**Objective**
For every line in the data below that contains "semillas", copy the line.

**Dataset records**
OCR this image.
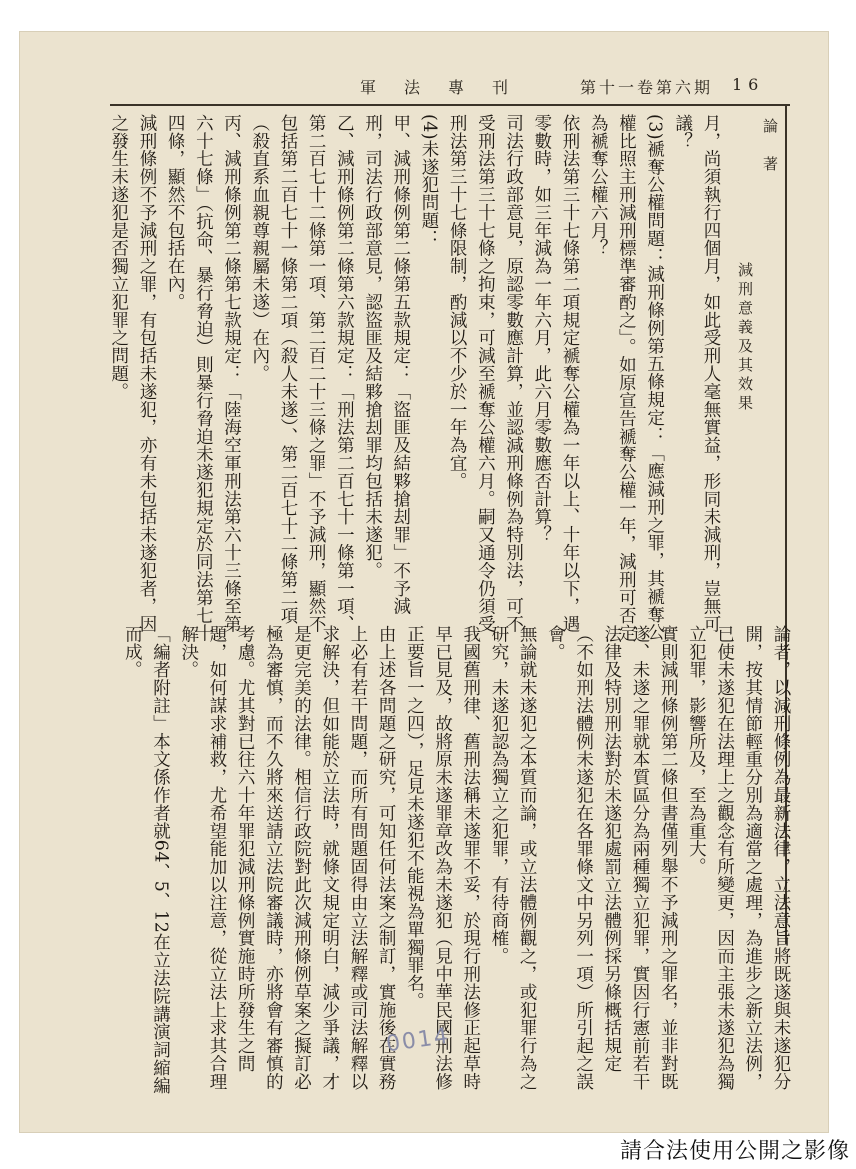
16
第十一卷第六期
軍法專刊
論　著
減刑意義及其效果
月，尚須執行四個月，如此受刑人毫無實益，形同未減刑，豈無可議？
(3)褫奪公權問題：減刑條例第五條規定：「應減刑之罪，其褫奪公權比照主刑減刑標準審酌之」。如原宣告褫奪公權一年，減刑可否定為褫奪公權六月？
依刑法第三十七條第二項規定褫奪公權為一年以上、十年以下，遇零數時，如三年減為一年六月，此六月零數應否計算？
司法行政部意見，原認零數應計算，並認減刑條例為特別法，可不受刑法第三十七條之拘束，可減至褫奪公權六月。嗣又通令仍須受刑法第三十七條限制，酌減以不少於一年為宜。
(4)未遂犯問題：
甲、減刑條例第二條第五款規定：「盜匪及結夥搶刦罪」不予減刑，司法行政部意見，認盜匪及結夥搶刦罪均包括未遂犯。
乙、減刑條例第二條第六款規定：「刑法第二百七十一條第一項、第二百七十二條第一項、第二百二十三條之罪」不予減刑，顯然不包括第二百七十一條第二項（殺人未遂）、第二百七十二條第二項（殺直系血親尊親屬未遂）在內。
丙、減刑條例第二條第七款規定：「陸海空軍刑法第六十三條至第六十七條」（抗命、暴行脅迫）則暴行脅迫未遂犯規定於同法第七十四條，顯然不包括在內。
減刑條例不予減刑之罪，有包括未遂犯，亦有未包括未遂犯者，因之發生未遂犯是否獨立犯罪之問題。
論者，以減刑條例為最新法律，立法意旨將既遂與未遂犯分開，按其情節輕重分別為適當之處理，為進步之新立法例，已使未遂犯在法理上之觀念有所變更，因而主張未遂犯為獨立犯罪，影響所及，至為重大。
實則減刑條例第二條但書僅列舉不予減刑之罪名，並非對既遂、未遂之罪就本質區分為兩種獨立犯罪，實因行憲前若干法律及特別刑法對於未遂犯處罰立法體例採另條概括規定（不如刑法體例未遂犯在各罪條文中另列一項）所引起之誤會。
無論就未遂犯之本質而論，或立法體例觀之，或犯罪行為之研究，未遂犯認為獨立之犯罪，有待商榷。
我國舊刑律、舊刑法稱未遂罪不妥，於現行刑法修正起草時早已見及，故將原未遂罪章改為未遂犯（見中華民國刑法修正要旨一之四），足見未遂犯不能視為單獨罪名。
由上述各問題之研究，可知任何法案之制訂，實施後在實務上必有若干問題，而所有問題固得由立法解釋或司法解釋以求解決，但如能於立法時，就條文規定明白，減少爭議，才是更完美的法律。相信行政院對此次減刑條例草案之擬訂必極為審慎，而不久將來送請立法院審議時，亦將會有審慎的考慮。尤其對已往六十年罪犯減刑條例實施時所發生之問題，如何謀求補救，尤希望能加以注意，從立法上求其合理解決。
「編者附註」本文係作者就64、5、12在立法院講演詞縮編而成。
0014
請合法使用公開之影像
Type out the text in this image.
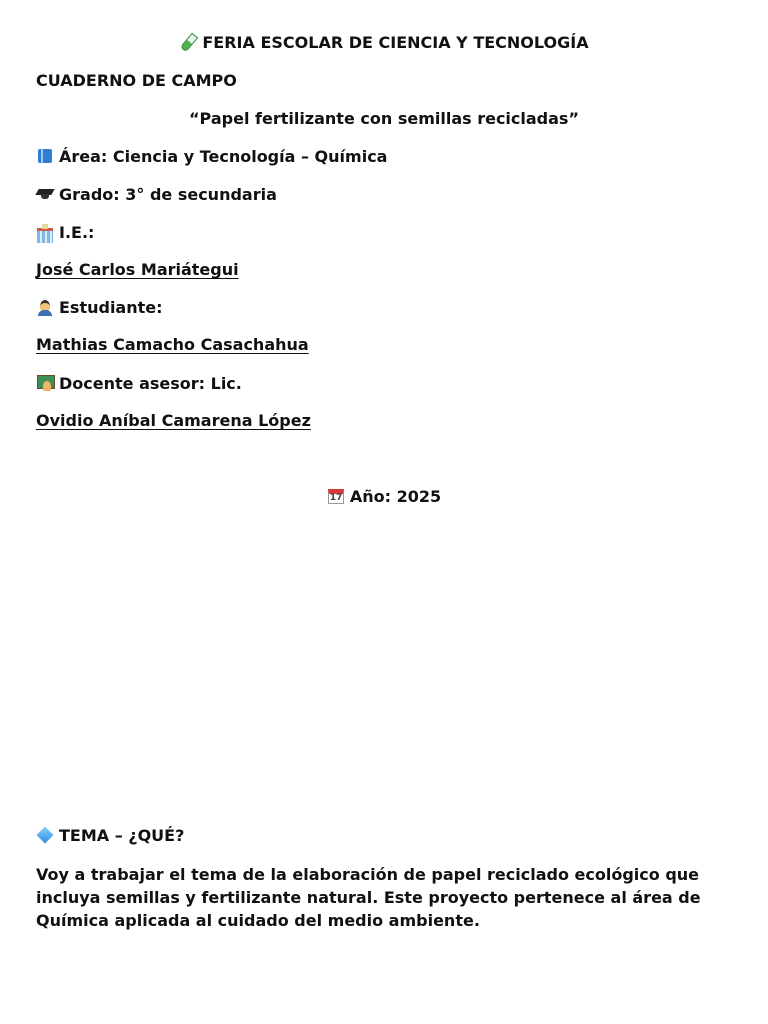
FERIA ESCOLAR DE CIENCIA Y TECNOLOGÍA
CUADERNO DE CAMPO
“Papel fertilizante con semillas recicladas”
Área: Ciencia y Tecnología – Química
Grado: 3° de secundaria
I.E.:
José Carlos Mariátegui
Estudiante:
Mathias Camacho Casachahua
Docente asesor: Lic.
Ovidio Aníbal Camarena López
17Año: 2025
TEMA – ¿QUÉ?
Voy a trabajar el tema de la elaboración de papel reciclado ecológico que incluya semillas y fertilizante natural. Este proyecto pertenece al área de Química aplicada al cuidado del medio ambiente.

---

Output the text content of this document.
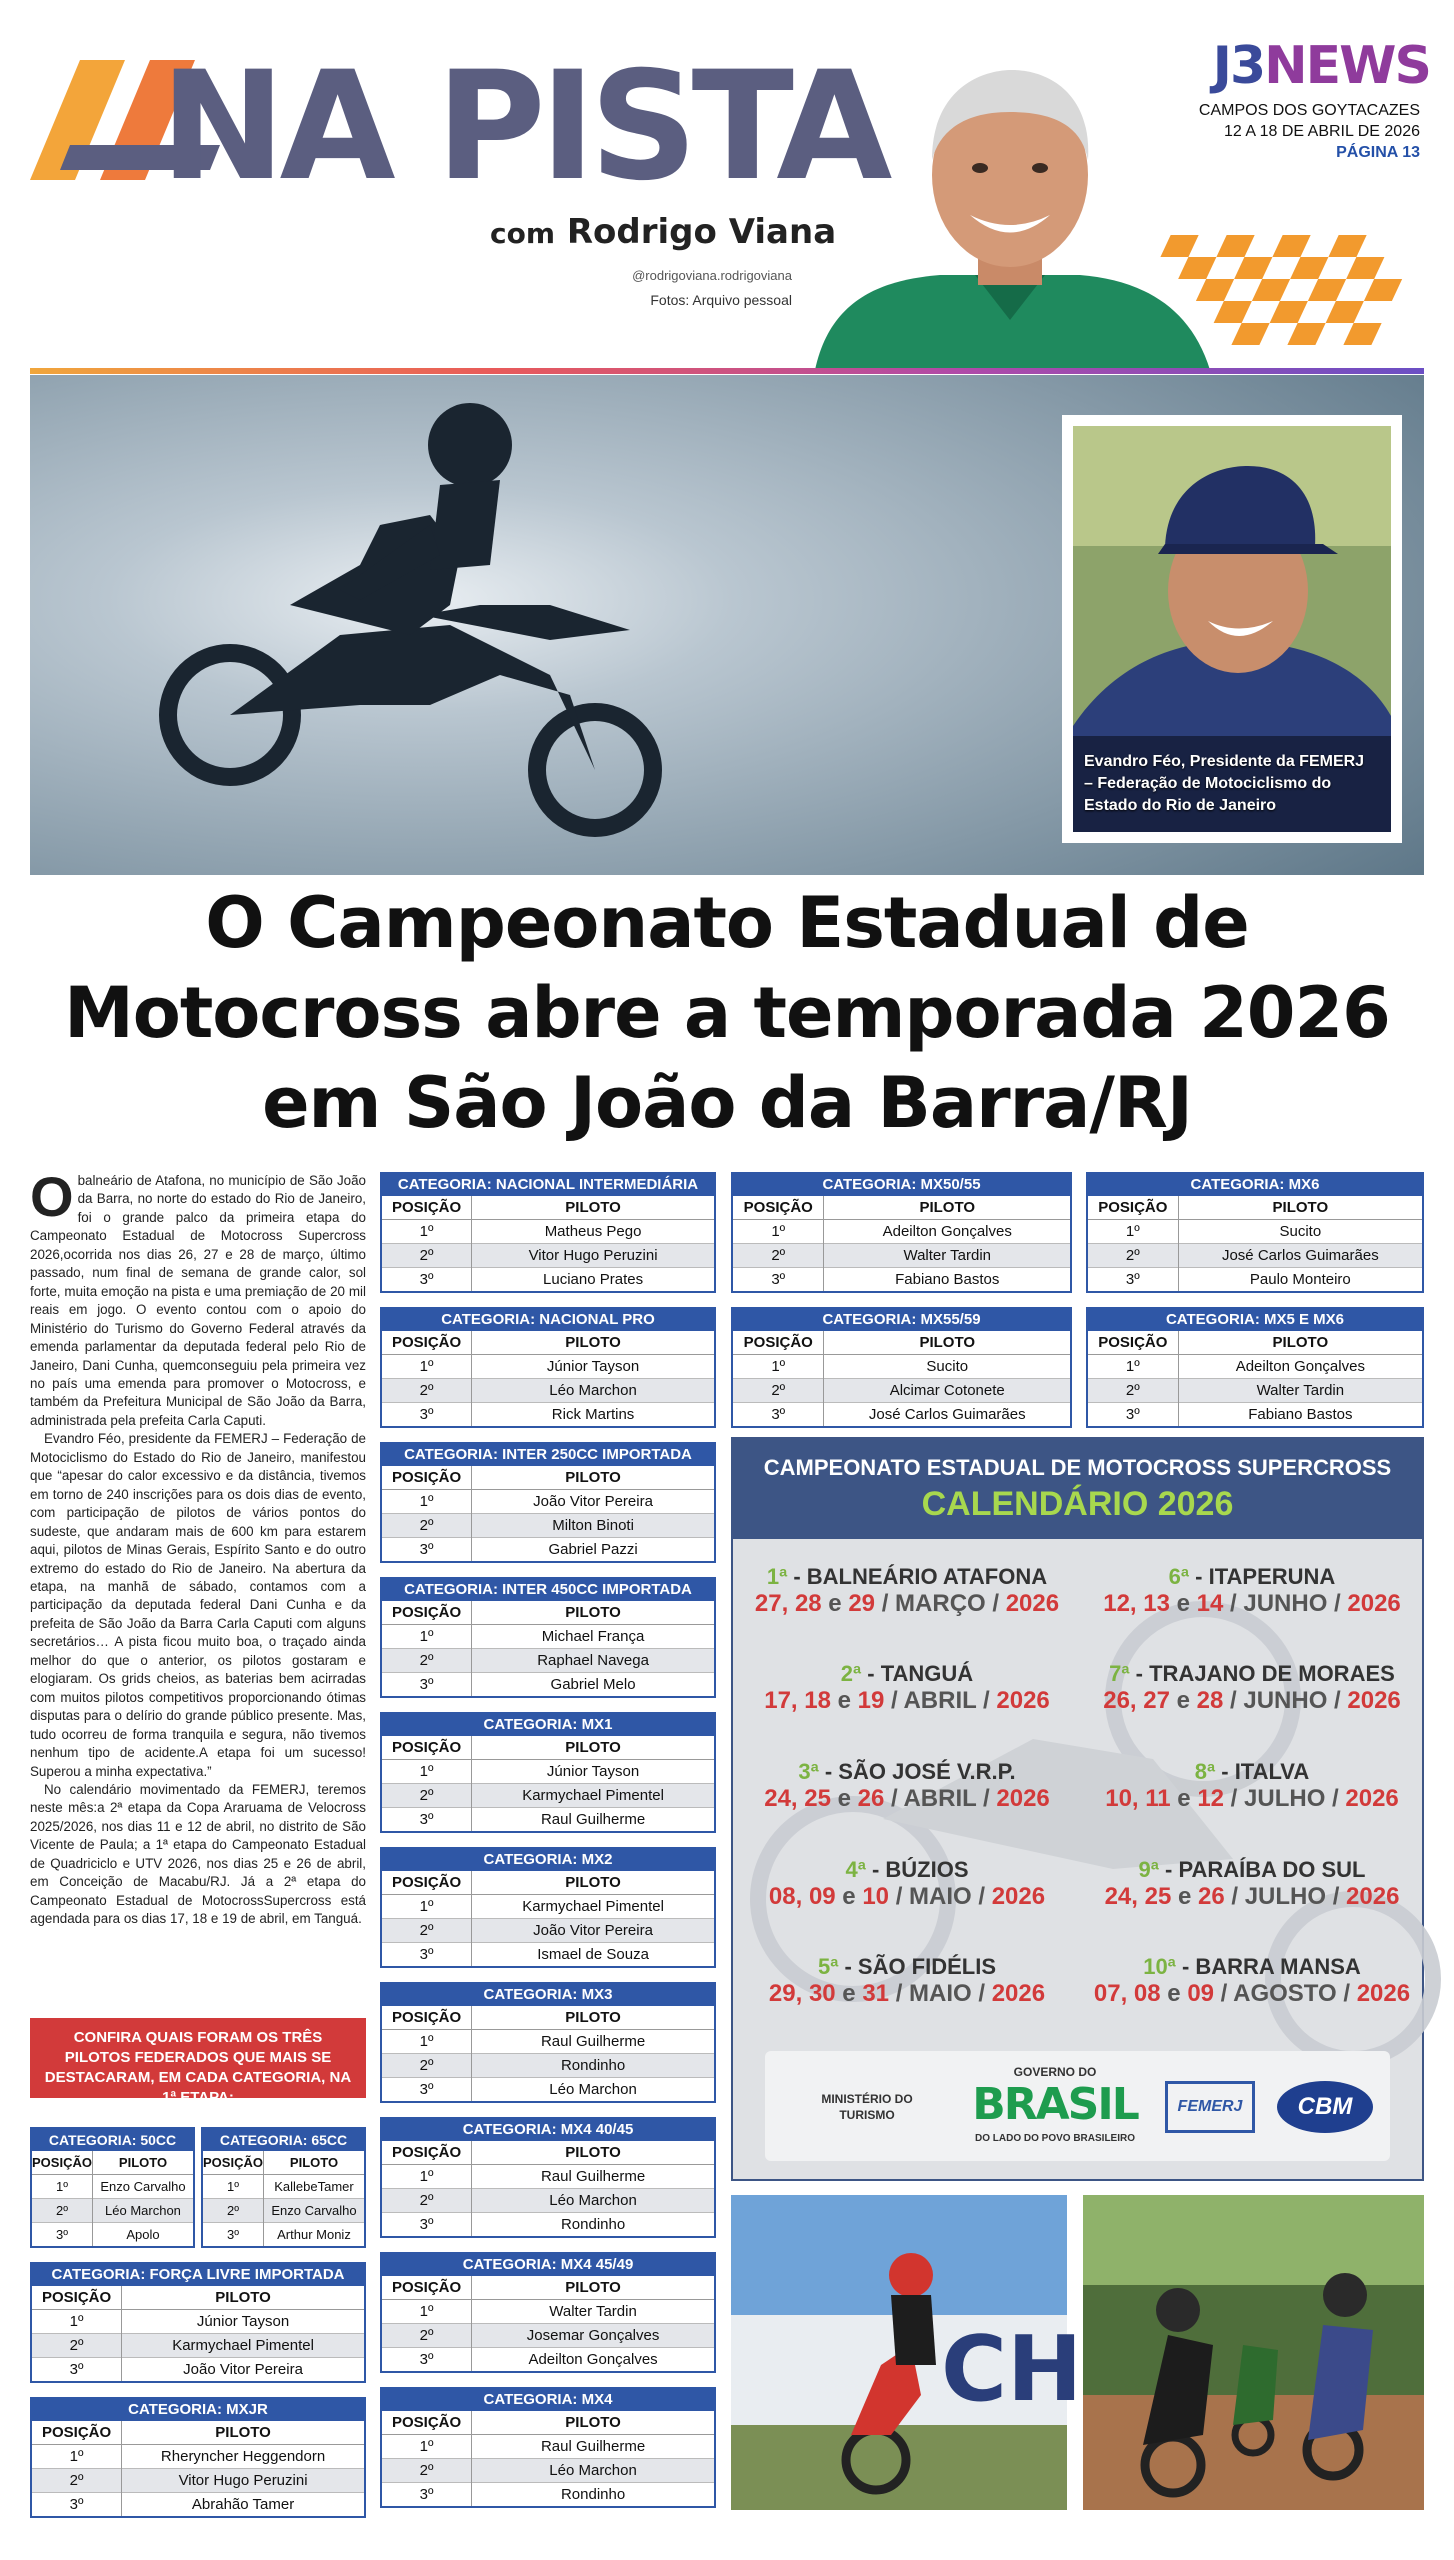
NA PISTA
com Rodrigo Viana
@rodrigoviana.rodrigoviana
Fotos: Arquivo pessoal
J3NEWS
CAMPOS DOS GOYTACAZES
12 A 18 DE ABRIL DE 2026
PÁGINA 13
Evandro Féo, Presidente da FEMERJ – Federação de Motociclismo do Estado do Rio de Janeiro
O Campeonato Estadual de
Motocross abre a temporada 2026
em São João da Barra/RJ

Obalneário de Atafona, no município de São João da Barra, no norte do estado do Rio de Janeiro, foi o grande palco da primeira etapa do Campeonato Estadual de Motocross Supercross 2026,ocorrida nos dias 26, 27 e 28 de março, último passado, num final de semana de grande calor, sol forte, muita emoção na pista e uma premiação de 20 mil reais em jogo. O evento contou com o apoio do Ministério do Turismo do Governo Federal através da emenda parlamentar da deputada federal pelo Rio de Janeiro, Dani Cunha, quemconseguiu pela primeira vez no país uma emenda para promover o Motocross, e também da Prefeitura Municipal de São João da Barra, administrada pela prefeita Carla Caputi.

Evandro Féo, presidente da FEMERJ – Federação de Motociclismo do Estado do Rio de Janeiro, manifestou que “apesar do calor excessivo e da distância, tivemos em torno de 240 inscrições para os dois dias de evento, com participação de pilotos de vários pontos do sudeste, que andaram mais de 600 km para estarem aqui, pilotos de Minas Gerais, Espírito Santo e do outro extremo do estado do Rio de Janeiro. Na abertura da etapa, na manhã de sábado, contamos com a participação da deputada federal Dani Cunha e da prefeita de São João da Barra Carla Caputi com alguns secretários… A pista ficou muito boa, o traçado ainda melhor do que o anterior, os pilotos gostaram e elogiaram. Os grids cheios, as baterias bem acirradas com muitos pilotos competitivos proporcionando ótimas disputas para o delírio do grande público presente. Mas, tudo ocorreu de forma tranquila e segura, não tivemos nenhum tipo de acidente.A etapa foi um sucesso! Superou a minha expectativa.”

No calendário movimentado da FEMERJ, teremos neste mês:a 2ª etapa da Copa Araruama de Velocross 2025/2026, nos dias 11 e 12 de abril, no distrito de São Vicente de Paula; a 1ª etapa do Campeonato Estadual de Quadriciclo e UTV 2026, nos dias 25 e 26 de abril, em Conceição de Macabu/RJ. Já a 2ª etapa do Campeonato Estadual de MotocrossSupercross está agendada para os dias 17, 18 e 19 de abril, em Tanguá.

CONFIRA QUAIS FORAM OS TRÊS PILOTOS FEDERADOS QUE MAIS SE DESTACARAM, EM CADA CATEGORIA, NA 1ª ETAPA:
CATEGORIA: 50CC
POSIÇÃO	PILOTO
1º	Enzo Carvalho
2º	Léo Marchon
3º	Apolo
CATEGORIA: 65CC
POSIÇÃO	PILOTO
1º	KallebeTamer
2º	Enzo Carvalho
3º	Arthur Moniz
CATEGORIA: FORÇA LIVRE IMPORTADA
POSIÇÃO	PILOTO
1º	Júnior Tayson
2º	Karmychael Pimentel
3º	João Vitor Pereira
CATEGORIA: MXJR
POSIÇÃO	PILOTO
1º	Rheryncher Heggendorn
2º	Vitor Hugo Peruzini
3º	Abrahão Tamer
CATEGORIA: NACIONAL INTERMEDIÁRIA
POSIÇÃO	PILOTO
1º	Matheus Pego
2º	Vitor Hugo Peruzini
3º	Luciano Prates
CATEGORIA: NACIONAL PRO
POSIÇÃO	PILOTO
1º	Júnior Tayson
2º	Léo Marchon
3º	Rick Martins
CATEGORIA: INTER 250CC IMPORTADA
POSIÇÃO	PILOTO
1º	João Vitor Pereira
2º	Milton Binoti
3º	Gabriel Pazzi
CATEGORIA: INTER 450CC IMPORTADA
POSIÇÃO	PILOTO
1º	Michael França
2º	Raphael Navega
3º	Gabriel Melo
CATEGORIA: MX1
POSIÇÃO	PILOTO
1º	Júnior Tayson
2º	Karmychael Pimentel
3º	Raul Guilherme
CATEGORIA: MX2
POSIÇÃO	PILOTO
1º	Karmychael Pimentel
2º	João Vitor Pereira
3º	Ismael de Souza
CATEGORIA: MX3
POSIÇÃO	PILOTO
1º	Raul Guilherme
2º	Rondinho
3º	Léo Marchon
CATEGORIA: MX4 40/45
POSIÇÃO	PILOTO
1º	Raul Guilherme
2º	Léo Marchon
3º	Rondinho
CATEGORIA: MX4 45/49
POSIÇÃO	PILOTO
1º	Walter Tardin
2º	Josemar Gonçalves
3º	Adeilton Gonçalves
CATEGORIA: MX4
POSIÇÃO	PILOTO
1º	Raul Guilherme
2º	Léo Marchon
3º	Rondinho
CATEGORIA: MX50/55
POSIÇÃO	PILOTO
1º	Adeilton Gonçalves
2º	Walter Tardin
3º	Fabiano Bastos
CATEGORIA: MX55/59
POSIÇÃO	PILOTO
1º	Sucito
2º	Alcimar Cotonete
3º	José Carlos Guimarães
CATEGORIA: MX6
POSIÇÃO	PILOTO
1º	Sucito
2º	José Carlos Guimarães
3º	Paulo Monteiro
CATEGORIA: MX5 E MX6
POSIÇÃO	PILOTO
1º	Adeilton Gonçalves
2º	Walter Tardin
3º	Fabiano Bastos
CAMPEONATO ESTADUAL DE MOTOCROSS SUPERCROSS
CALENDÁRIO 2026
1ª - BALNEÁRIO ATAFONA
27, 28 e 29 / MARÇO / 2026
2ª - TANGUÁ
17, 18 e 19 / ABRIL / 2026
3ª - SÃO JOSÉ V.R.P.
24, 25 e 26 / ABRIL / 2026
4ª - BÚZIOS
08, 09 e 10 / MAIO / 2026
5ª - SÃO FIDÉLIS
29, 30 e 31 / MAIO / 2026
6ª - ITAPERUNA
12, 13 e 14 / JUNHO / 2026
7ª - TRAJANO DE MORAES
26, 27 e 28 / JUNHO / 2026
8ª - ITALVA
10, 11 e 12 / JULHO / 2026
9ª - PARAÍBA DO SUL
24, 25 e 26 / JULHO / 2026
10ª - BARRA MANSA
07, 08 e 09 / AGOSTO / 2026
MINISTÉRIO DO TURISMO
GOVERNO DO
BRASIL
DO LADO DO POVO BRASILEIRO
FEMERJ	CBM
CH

**Answer below**
“Papel fertilizante con semillas recicladas”
Voy a trabajar el tema de la elaboración de papel reciclado ecológico que incluya semillas y fertilizante natural. Este proyecto pertenece al área de Química aplicada al cuidado del medio ambiente.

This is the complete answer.